[Working data]
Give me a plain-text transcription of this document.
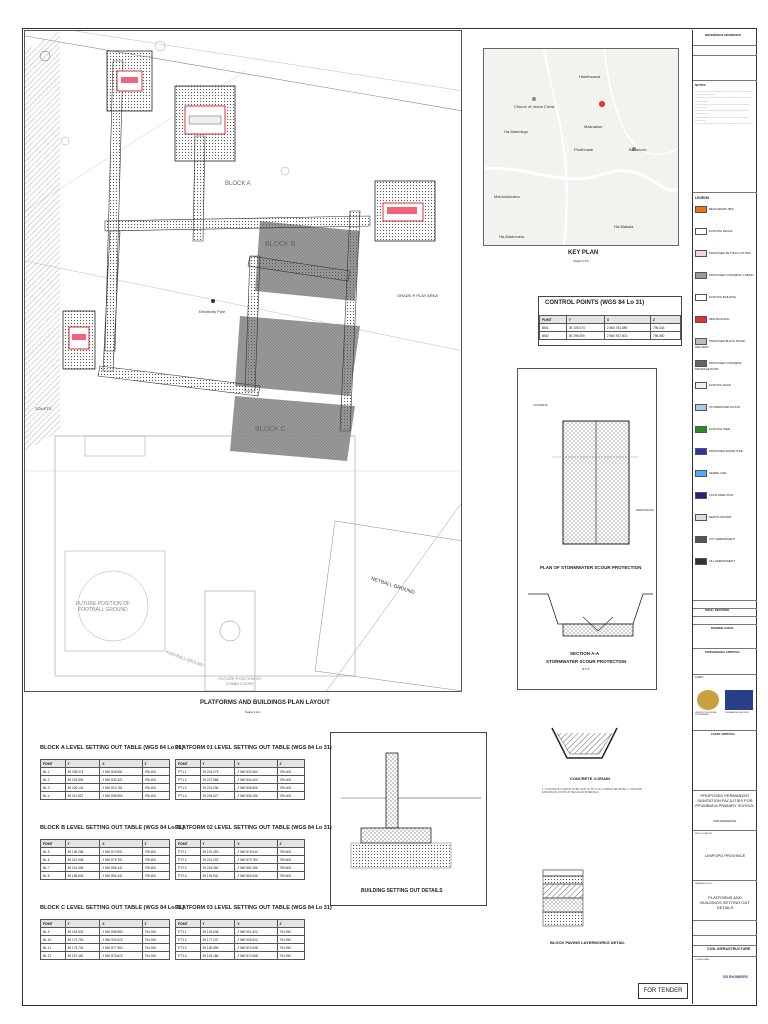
BLOCK B
BLOCK C
BLOCK A
Electricity Pole
GRADE R PLAY AREA
NETBALL GROUND
FUTURE POSITION OF FOOTBALL GROUND
FOOTBALL GROUND
FUTURE POSITION OF COMBI COURT
TOILETS
PLATFORMS AND BUILDINGS PLAN LAYOUT
Scale 1:xxx
Hlanthwana
Church of Jesus Christ
Mashakoe
Phuthmadi	Ba sekolo
Ha-Mamokgo
Mahlolokwana
Ha-Matlala
Ha-Madumela
KEY PLAN
Scale N.T.S
CONTROL POINTS (WGS 84 Lo 31)
POINT	Y	X	Z
BM1	39 109.474	2 560 764.089	796.443
BM2	39 296.090	2 560 917.601	796.080
CONCRETE
REINFORCING
PLAN OF STORMWATER SCOUR PROTECTION
SECTION A-A
STORMWATER SCOUR PROTECTION
N.T.S
CONCRETE V-DRAIN
1. CONCRETE V-DRAIN TO BE CAST IN SITU ON COMPACTED BASE. 2. PROVIDE EXPANSION JOINTS AT REGULAR INTERVALS.
BLOCK PAVING LAYERWORKS DETAIL
BUILDING SETTING OUT DETAILS
FOR TENDER
REFERENCE DRAWINGS
NOTES:
─── ─────── ───── ── ──── ──── ─────── ─── ─── ─────
─── ──── ── ──────── ─────── ──── ─── ──── ───
─── ───── ── ────── ───── ──── ───── ───── ──
─── ──── ───── ──── ───── ─── ───── ──── ───
─── ────── ───── ─── ──── ─── ───── ──── ──
─── ──── ─── ─────── ────── ──── ─────
LEGEND
BENCHMARK (BM)
EXISTING FENCE
PROPOSED SETTING OUT PEG
PROPOSED CONCRETE V-DRAIN
EXISTING BUILDING
NEW BUILDING
PROPOSED BLOCK PAVED WALKWAY
PROPOSED CONCRETE DRAINAGE PUMP
EXISTING ROAD
STORMWATER SCOUR
EXISTING TREE
PROPOSED WATER PIPE
SEWER LINE
FLOW DIRECTION
NEW PLATFORM
CUT EMBANKMENT
FILL EMBANKMENT
ISSUE / REVISIONS
DRAWING CHECK
PROFESSIONAL APPROVAL
CLIENT:
LIMPOPO PROVINCIAL GOVERNMENT
TSHWANE NDOLA TRUST
CLIENT APPROVAL
PROPOSED PERMANENT SANITATION FACILITIES FOR PFUMBADA PRIMARY SCHOOL
GRID REFERENCE
SITE LOCATION:
LIMPOPO PROVINCE
DRAWING TITLE:
PLATFORMS AND BUILDINGS SETTING OUT DETAILS
CIVIL INFRASTRUCTURE
CONSULTANT:
SSI ENGINEERS
BLOCK A LEVEL SETTING OUT TABLE (WGS 84 Lo 31)
POINT	Y	X	Z
BL.1	39 208.974	2 560 828.581	796.400
BL.2	39 223.594	2 560 830.321	796.400
BL.3	39 226.142	2 560 810.761	796.400
BL.4	39 211.522	2 560 808.960	796.400
PLATFORM 01 LEVEL SETTING OUT TABLE (WGS 84 Lo 31)
POINT	Y	X	Z
PT1.1	39 204.079	2 560 831.560	796.400
PT1.2	39 227.888	2 560 834.400	796.400
PT1.3	39 231.036	2 560 806.806	796.400
PT1.4	39 206.627	2 560 805.166	796.400
BLOCK B LEVEL SETTING OUT TABLE (WGS 84 Lo 31)
POINT	Y	X	Z
BL.5	39 196.288	2 560 873.901	795.600
BL.6	39 210.908	2 560 875.701	795.600
BL.7	39 213.456	2 560 856.141	795.600
BL.8	39 198.836	2 560 854.341	795.600
PLATFORM 02 LEVEL SETTING OUT TABLE (WGS 84 Lo 31)
POINT	Y	X	Z
PT2.1	39 191.393	2 560 876.940	795.600
PT2.2	39 215.202	2 560 879.780	795.600
PT2.3	39 218.350	2 560 852.186	795.600
PT2.4	39 193.941	2 560 850.546	795.600
BLOCK C LEVEL SETTING OUT TABLE (WGS 84 Lo 31)
POINT	Y	X	Z
BL.9	39 154.533	2 560 898.583	794.930
BL.10	39 172.753	2 560 900.923	794.930
BL.11	39 175.701	2 560 877.963	794.930
BL.12	39 157.481	2 560 875.623	794.930
PLATFORM 03 LEVEL SETTING OUT TABLE (WGS 84 Lo 31)
POINT	Y	X	Z
PT3.1	39 149.638	2 560 901.622	794.930
PT3.2	39 177.047	2 560 905.002	794.930
PT3.3	39 180.595	2 560 874.008	794.930
PT3.4	39 152.186	2 560 872.568	794.930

[What you should do] Which lines contain "FOOTBALL"? Copy each of them.

[Completed task]
FUTURE POSITION OF FOOTBALL GROUND
FOOTBALL GROUND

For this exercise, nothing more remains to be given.